- Extracted records
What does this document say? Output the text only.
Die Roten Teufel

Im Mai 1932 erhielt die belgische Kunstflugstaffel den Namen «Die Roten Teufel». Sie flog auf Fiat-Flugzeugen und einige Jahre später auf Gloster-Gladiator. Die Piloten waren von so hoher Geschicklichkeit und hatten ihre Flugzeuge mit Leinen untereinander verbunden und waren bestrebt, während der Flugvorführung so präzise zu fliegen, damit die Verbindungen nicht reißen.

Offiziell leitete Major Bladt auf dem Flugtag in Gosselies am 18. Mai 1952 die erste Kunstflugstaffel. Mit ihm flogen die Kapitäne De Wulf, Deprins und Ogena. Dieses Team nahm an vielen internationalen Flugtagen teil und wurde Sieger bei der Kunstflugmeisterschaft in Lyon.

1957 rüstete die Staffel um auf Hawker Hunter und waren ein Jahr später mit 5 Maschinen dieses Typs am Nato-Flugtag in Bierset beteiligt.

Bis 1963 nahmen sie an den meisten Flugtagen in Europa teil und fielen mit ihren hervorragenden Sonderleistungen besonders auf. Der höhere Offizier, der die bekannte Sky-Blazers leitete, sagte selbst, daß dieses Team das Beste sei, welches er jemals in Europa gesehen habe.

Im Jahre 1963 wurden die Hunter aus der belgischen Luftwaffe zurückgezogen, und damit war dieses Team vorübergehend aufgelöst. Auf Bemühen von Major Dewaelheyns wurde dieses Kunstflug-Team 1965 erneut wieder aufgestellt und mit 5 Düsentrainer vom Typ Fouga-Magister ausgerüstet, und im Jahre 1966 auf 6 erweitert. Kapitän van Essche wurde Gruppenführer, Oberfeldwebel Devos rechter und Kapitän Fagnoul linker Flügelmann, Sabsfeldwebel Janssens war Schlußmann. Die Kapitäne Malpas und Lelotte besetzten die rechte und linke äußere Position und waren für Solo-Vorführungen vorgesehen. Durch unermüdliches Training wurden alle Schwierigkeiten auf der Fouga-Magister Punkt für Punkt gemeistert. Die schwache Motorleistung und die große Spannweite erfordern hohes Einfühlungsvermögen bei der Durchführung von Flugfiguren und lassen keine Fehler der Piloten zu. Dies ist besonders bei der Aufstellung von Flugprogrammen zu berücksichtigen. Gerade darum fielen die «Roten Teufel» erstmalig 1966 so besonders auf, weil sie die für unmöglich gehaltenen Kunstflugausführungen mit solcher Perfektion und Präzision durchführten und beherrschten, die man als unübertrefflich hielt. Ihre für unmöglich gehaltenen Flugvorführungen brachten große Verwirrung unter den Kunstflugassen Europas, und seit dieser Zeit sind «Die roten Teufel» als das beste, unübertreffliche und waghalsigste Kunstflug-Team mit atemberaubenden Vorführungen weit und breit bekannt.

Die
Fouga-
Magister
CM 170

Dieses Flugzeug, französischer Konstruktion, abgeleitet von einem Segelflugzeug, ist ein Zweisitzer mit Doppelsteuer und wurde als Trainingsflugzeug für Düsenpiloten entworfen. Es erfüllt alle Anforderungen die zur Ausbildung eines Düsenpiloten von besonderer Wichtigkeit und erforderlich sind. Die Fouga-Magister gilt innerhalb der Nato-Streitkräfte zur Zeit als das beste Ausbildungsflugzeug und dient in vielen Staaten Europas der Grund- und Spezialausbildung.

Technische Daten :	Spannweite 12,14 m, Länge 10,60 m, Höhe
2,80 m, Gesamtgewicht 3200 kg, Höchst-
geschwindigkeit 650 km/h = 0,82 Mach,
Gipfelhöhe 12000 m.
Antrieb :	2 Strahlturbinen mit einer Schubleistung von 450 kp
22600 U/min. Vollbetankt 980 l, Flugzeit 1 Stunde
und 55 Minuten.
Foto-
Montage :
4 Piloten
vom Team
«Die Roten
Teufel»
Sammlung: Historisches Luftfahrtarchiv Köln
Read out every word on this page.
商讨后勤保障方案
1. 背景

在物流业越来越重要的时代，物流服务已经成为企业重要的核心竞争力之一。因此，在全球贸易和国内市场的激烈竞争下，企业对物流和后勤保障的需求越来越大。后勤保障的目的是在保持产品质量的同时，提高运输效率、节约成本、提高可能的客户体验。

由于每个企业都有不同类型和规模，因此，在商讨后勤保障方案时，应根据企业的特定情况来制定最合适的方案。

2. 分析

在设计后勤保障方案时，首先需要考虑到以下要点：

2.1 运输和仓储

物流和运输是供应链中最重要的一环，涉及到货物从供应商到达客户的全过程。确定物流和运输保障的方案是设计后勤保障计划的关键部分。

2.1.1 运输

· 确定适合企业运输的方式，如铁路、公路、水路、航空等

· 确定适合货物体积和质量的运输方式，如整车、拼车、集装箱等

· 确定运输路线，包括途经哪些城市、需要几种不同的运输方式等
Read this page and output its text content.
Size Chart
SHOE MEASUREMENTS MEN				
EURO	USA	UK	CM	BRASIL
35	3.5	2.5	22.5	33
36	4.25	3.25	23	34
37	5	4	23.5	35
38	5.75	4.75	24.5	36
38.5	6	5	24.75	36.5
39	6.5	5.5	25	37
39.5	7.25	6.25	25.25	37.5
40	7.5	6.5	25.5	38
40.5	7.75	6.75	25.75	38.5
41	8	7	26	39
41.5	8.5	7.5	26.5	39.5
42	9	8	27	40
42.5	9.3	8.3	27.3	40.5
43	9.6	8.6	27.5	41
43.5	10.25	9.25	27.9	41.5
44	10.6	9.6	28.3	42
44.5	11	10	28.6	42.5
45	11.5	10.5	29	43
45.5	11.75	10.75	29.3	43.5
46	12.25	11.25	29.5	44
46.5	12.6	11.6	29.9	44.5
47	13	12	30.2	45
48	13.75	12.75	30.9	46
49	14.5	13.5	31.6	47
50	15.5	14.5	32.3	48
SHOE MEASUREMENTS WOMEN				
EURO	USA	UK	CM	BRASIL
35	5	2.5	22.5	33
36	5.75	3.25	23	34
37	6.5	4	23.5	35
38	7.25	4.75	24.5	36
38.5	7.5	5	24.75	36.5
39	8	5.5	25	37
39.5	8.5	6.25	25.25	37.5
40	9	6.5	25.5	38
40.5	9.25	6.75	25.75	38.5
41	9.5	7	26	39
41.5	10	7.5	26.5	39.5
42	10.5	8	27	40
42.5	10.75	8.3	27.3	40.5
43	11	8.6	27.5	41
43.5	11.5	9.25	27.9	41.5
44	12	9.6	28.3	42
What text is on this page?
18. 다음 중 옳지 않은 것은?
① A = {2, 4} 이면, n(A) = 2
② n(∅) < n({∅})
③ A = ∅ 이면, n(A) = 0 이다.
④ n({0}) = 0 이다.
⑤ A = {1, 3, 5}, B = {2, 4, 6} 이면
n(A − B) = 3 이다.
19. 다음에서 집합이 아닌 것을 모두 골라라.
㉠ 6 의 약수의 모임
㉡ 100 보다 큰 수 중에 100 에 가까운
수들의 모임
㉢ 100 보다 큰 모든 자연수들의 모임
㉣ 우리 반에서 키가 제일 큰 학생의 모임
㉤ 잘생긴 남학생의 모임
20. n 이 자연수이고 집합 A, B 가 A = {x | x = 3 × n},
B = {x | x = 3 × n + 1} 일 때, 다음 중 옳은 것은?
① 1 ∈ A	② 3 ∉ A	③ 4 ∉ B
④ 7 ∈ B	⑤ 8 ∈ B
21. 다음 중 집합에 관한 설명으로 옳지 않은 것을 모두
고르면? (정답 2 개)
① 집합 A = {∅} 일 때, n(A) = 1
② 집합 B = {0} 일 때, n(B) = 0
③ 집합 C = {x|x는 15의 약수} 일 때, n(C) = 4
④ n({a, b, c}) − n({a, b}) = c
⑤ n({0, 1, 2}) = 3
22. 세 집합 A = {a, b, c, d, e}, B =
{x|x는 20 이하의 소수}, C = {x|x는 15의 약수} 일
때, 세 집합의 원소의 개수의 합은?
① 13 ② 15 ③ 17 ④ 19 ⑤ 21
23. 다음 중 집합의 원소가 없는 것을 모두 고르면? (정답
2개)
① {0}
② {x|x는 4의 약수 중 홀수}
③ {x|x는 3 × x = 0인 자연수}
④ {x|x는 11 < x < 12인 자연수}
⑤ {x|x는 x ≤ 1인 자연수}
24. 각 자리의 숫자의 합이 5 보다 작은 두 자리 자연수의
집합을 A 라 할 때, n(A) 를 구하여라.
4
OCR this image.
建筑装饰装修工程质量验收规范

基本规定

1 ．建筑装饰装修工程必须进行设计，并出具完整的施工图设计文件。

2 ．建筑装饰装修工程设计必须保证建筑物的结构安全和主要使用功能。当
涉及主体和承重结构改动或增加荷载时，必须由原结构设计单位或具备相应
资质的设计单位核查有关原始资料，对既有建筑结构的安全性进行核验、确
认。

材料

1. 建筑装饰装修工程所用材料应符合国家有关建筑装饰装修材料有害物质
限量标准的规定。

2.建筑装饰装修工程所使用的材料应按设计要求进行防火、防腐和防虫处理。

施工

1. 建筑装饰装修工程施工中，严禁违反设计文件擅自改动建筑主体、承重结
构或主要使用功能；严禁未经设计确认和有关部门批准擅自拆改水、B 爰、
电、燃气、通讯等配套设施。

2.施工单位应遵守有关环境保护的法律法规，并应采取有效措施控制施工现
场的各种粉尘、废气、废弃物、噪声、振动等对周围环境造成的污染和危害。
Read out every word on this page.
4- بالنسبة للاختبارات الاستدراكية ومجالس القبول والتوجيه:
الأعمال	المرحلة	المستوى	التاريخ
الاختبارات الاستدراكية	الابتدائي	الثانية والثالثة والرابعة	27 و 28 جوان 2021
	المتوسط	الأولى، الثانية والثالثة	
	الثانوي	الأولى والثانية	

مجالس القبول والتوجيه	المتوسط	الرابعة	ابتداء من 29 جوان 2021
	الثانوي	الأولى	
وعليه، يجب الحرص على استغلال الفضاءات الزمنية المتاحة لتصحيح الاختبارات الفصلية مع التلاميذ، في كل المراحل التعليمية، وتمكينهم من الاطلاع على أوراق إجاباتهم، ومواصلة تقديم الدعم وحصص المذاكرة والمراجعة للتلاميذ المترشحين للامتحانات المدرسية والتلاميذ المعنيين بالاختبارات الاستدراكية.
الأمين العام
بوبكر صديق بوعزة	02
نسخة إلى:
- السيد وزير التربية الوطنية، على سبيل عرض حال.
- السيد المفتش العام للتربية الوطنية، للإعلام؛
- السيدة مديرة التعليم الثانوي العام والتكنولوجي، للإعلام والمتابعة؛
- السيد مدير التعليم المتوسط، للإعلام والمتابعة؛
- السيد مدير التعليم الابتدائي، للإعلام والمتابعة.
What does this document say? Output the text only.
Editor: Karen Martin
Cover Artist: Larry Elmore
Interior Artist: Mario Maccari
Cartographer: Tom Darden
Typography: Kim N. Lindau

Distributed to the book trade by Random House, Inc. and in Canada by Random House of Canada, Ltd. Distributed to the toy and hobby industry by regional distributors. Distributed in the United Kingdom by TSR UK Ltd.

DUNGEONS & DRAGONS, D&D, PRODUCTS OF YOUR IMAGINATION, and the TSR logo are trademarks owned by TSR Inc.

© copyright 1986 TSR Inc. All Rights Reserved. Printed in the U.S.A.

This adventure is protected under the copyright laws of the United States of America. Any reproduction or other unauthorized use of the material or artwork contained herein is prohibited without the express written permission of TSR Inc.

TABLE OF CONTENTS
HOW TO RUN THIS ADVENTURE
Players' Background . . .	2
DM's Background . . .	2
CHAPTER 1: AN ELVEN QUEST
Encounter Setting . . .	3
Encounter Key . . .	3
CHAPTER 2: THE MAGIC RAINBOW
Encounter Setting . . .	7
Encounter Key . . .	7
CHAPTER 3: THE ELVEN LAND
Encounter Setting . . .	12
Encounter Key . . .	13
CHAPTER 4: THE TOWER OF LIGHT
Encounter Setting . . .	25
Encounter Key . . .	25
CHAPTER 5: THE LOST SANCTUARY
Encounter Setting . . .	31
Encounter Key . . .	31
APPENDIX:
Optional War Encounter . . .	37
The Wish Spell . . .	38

- What you have to do
Count each line above in which the string "والتوجيه" appears, then state only the total.

- Exercise solution
2